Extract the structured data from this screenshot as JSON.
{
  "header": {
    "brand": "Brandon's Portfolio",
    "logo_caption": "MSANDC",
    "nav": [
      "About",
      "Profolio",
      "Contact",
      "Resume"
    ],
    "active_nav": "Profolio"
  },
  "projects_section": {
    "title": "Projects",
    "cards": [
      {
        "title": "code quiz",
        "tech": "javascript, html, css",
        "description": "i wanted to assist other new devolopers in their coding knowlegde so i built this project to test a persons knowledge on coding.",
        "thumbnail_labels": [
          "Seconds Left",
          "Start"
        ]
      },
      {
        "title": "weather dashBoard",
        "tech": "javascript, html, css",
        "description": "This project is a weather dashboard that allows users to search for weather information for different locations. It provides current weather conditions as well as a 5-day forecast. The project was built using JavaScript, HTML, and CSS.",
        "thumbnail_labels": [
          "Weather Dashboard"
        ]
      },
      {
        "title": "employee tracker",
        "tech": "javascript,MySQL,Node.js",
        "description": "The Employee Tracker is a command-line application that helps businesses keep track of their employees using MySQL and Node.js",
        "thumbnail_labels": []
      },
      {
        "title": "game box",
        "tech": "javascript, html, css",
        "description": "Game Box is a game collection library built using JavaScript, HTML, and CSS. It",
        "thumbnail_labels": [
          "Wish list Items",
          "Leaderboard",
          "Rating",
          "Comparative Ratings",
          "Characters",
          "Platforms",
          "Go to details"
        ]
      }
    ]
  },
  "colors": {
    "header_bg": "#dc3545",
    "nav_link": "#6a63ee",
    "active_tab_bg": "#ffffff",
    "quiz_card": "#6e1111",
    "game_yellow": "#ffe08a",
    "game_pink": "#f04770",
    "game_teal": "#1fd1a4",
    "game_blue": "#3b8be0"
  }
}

......

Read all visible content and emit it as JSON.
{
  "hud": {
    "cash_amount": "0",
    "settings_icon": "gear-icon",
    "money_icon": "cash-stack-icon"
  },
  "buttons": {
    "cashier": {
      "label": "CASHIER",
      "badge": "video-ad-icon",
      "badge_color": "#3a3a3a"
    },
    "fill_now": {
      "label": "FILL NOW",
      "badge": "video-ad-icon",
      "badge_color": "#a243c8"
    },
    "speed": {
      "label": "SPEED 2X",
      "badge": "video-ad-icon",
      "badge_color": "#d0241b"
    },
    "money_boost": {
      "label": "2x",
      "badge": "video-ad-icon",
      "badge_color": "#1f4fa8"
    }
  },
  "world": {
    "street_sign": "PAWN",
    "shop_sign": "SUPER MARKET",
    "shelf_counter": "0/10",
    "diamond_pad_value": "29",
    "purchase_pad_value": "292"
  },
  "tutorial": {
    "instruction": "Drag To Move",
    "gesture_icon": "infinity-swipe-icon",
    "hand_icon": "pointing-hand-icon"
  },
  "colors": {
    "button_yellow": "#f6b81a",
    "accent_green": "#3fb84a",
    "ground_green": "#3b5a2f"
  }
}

......

• [SHORT PROBLEM]
Return only the number of lines in the data that contain "their".

• [CORRECT RESULT]
2